| OBJECTIVE |
Count only the lines of the records that hold "wires", then give the number without any other words.

** BEGIN **

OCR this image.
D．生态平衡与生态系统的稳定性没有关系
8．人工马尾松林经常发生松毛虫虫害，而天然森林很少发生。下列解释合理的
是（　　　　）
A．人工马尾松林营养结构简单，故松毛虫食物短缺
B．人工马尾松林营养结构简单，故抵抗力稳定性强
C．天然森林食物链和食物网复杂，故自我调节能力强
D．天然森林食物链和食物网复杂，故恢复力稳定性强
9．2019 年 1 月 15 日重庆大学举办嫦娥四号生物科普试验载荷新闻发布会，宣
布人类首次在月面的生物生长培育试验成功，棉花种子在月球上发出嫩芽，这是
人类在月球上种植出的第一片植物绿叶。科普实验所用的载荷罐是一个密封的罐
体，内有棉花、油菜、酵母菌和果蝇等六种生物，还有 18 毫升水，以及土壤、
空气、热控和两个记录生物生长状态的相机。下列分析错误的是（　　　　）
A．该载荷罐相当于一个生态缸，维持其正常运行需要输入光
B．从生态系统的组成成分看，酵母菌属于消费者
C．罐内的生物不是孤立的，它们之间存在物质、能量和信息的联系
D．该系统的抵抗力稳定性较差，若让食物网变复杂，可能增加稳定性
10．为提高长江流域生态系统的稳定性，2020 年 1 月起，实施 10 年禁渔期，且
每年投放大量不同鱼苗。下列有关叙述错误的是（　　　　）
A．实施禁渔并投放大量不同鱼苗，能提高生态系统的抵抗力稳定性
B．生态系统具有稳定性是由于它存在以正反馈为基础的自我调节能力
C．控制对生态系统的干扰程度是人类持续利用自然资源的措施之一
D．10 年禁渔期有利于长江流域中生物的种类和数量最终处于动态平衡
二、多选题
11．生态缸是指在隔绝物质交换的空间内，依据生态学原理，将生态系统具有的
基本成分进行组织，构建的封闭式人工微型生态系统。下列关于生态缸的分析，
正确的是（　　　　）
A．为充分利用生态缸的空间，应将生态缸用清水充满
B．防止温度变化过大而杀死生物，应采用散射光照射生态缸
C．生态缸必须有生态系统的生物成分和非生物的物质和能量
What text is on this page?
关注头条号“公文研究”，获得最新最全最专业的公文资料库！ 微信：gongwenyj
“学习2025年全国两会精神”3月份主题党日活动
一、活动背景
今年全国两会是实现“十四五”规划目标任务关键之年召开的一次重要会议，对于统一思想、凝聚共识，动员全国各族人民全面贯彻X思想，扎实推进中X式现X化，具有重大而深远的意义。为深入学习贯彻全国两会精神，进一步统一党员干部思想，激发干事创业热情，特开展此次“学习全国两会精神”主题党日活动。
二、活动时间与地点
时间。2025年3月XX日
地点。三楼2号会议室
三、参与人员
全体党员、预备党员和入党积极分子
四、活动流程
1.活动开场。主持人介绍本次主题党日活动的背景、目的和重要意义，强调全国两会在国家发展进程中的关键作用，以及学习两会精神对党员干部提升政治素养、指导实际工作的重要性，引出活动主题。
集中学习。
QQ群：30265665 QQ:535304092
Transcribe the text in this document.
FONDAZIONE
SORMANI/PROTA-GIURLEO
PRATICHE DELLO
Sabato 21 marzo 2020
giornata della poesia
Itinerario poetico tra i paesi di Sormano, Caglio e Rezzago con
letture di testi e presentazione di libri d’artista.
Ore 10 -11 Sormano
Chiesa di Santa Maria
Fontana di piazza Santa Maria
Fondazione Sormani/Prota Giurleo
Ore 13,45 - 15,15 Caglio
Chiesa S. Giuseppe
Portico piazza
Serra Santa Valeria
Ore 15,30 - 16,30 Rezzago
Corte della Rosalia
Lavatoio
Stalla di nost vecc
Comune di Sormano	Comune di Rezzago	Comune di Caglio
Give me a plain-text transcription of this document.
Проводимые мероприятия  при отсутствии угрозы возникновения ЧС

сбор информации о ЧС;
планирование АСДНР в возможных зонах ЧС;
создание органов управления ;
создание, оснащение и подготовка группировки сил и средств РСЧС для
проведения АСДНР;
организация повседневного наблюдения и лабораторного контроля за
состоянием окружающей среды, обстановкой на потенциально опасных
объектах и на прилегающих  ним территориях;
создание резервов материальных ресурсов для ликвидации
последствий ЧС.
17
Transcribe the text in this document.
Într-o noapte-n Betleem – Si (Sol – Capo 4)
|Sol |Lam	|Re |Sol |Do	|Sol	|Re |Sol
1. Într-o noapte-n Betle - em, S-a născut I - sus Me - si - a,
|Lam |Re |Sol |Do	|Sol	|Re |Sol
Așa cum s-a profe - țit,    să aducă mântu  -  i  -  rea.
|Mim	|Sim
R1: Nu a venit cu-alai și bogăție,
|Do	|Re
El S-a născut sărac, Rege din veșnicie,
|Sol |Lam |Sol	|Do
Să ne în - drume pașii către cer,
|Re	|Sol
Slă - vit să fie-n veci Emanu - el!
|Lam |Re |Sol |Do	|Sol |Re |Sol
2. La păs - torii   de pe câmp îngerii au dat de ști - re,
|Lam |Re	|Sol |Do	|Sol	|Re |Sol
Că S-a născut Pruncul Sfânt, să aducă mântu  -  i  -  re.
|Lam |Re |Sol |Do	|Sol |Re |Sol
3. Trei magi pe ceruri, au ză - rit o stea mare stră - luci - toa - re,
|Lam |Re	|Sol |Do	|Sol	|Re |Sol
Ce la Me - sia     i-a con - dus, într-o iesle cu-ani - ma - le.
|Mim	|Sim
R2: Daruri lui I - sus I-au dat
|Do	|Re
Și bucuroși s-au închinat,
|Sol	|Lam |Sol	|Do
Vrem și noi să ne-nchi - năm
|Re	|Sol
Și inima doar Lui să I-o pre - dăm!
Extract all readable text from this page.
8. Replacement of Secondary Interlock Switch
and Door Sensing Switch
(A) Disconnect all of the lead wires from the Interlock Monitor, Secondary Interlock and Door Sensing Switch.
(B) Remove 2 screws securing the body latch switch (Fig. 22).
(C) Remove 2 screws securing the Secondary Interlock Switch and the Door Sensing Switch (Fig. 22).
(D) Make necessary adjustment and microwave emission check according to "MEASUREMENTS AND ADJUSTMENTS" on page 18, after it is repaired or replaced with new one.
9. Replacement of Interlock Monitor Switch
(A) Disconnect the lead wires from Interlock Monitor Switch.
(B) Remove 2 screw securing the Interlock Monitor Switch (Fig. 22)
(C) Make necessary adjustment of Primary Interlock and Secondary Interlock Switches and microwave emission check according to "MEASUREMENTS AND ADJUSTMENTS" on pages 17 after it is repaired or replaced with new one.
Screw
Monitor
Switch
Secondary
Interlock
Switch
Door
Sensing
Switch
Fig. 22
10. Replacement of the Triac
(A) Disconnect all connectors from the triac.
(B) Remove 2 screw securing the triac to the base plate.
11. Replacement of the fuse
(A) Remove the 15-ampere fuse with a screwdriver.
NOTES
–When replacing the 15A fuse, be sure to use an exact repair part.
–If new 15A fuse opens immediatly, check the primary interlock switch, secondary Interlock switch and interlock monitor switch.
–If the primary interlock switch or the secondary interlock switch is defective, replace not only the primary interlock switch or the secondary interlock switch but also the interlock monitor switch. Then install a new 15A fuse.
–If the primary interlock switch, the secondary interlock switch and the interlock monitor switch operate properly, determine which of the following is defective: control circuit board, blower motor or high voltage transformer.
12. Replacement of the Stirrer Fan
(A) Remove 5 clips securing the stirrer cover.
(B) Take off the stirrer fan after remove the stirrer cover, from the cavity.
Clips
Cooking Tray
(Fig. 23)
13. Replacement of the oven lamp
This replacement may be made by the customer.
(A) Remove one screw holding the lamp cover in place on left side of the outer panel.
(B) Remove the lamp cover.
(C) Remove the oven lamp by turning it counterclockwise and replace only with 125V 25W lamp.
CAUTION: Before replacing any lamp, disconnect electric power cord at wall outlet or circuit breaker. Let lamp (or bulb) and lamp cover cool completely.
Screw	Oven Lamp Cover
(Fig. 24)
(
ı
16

** END **

| OUTPUT |
2